## What is asked
Select from the data all lines with the word "text".

[Dataset excerpt]
┌──
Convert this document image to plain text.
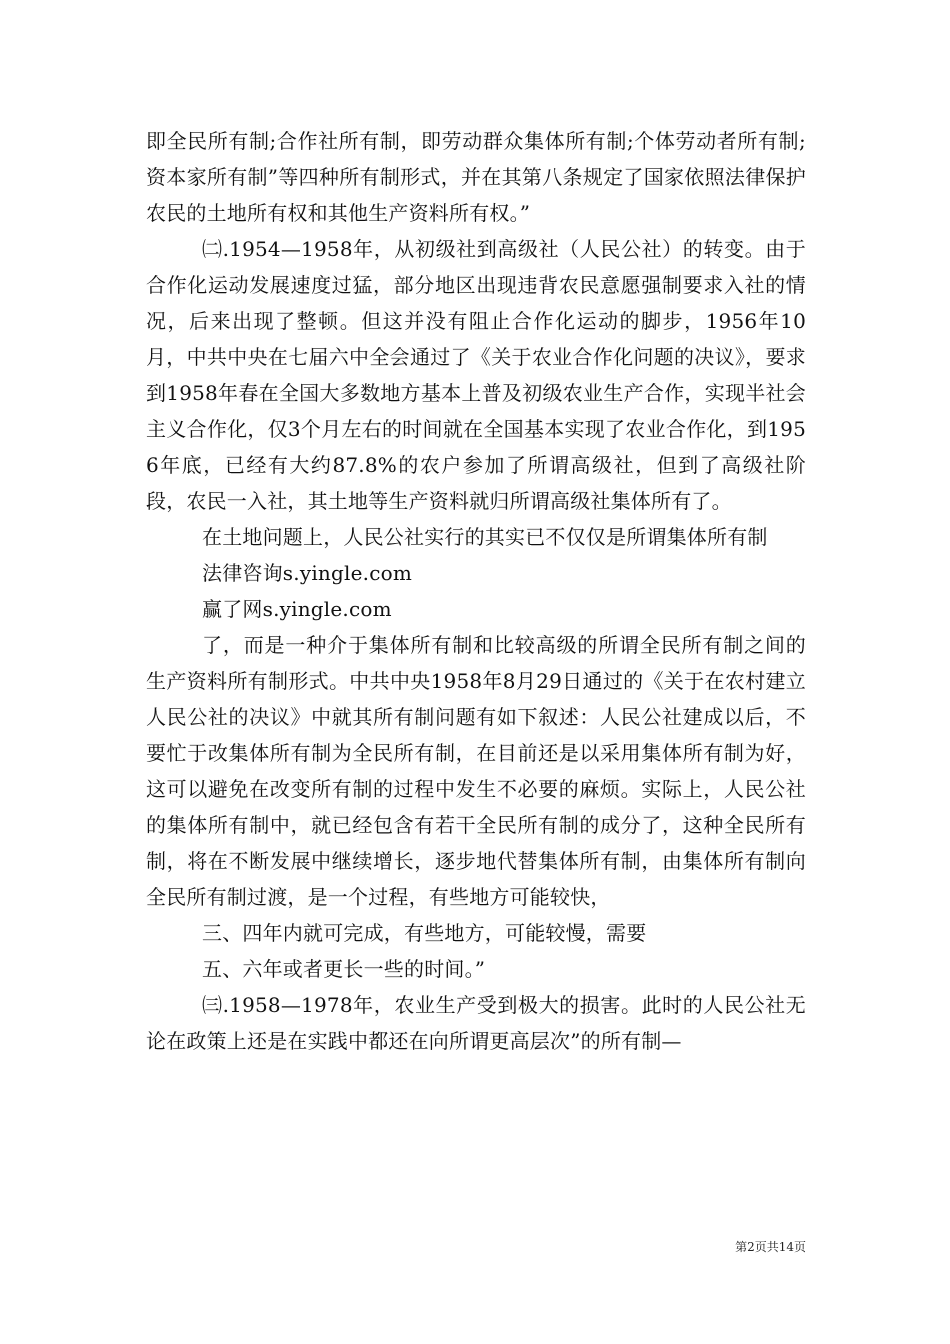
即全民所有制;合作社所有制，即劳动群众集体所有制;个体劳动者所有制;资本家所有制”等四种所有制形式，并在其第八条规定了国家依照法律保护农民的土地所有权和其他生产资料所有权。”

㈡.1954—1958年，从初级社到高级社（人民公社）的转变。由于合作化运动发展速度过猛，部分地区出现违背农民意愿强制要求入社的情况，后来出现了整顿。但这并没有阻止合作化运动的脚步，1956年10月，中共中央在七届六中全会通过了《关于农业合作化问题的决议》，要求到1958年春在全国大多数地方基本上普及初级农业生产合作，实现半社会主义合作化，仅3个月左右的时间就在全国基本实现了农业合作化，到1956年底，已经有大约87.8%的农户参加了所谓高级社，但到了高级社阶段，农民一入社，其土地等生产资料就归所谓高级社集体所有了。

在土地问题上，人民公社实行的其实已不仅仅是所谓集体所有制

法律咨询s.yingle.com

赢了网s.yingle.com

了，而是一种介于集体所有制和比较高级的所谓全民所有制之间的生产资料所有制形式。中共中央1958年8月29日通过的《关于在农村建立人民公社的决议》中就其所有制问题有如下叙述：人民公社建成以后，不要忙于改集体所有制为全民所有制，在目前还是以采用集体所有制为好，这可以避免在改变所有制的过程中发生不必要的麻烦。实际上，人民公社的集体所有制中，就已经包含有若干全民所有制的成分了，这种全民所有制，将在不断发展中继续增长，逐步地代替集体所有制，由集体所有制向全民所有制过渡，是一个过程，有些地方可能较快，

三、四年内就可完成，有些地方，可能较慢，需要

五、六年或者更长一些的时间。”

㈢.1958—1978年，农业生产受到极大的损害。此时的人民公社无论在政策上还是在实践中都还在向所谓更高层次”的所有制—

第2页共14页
└──
┌──
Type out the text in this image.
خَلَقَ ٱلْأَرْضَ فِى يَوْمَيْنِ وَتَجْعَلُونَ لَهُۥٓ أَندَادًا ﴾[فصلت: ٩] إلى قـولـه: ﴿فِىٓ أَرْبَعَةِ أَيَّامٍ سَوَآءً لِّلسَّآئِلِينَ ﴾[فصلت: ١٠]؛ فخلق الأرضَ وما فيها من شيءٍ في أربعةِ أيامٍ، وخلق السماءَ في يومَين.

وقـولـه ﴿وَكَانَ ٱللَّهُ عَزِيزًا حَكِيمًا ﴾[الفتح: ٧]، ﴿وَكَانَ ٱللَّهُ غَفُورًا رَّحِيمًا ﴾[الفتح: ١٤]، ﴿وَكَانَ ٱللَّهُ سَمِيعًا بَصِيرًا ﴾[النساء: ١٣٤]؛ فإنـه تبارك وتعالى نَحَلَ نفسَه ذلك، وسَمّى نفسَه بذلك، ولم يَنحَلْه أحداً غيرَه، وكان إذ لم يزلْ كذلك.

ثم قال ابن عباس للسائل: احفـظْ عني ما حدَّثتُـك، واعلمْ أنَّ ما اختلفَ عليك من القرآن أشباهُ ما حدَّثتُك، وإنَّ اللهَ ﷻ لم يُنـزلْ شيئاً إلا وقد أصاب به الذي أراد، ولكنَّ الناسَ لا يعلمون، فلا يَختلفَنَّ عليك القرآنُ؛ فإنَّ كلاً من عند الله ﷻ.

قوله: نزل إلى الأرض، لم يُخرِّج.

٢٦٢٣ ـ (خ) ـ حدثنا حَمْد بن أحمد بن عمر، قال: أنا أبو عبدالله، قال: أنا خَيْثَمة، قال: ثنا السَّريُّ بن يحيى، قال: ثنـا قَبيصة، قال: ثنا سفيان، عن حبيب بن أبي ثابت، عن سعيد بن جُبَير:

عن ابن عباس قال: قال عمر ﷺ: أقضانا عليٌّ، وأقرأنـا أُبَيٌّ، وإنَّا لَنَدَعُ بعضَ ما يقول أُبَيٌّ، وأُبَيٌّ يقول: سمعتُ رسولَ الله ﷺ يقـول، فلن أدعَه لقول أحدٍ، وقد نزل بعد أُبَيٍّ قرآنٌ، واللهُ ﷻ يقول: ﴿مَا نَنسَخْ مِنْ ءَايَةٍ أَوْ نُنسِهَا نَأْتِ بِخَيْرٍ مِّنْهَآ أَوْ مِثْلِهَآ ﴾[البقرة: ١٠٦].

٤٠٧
└──
## The solution
Convert this document image to plain text.
Type out the text in this image.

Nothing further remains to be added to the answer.